(Saved entries)
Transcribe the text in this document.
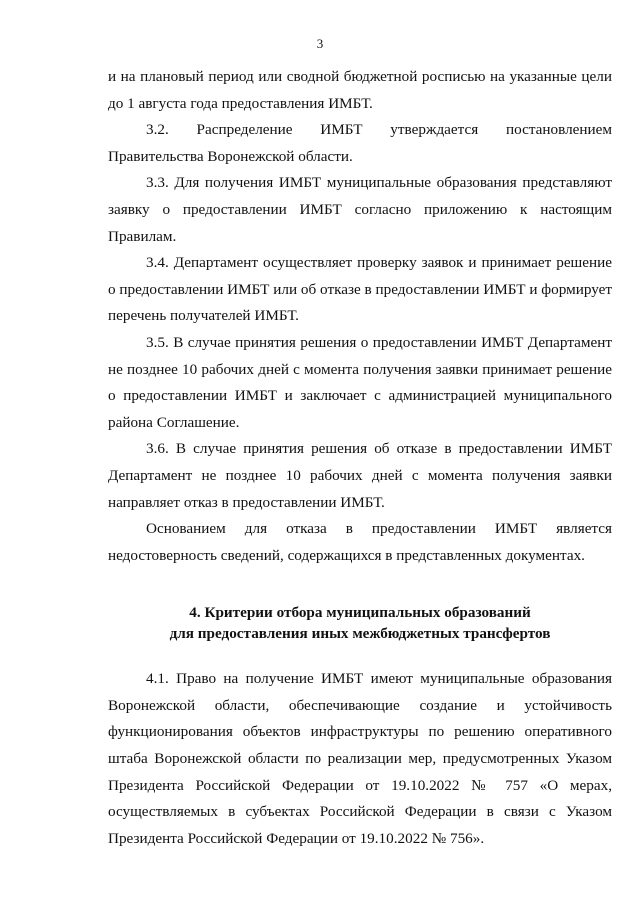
3

и на плановый период или сводной бюджетной росписью на указанные цели до 1 августа года предоставления ИМБТ.

3.2. Распределение ИМБТ утверждается постановлением Правительства Воронежской области.

3.3. Для получения ИМБТ муниципальные образования представляют заявку о предоставлении ИМБТ согласно приложению к настоящим Правилам.

3.4. Департамент осуществляет проверку заявок и принимает решение о предоставлении ИМБТ или об отказе в предоставлении ИМБТ и формирует перечень получателей ИМБТ.

3.5. В случае принятия решения о предоставлении ИМБТ Департамент не позднее 10 рабочих дней с момента получения заявки принимает решение о предоставлении ИМБТ и заключает с администрацией муниципального района Соглашение.

3.6. В случае принятия решения об отказе в предоставлении ИМБТ Департамент не позднее 10 рабочих дней с момента получения заявки направляет отказ в предоставлении ИМБТ.

Основанием для отказа в предоставлении ИМБТ является недостоверность сведений, содержащихся в представленных документах.

4. Критерии отбора муниципальных образований
для предоставления иных межбюджетных трансфертов

4.1. Право на получение ИМБТ имеют муниципальные образования Воронежской области, обеспечивающие создание и устойчивость функционирования объектов инфраструктуры по решению оперативного штаба Воронежской области по реализации мер, предусмотренных Указом Президента Российской Федерации от 19.10.2022 № 757 «О мерах, осуществляемых в субъектах Российской Федерации в связи с Указом Президента Российской Федерации от 19.10.2022 № 756».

* _Task to complete_:
Would you set down the listing exactly, omitting pictures?

* _Problem solution_:
Transcribe the text in this document.
3

и на плановый период или сводной бюджетной росписью на указанные цели до 1 августа года предоставления ИМБТ.

3.2. Распределение ИМБТ утверждается постановлением Правительства Воронежской области.

3.3. Для получения ИМБТ муниципальные образования представляют заявку о предоставлении ИМБТ согласно приложению к настоящим Правилам.

3.4. Департамент осуществляет проверку заявок и принимает решение о предоставлении ИМБТ или об отказе в предоставлении ИМБТ и формирует перечень получателей ИМБТ.

3.5. В случае принятия решения о предоставлении ИМБТ Департамент не позднее 10 рабочих дней с момента получения заявки принимает решение о предоставлении ИМБТ и заключает с администрацией муниципального района Соглашение.

3.6. В случае принятия решения об отказе в предоставлении ИМБТ Департамент не позднее 10 рабочих дней с момента получения заявки направляет отказ в предоставлении ИМБТ.

Основанием для отказа в предоставлении ИМБТ является недостоверность сведений, содержащихся в представленных документах.

4. Критерии отбора муниципальных образований
для предоставления иных межбюджетных трансфертов

4.1. Право на получение ИМБТ имеют муниципальные образования Воронежской области, обеспечивающие создание и устойчивость функционирования объектов инфраструктуры по решению оперативного штаба Воронежской области по реализации мер, предусмотренных Указом Президента Российской Федерации от 19.10.2022 № 757 «О мерах, осуществляемых в субъектах Российской Федерации в связи с Указом Президента Российской Федерации от 19.10.2022 № 756».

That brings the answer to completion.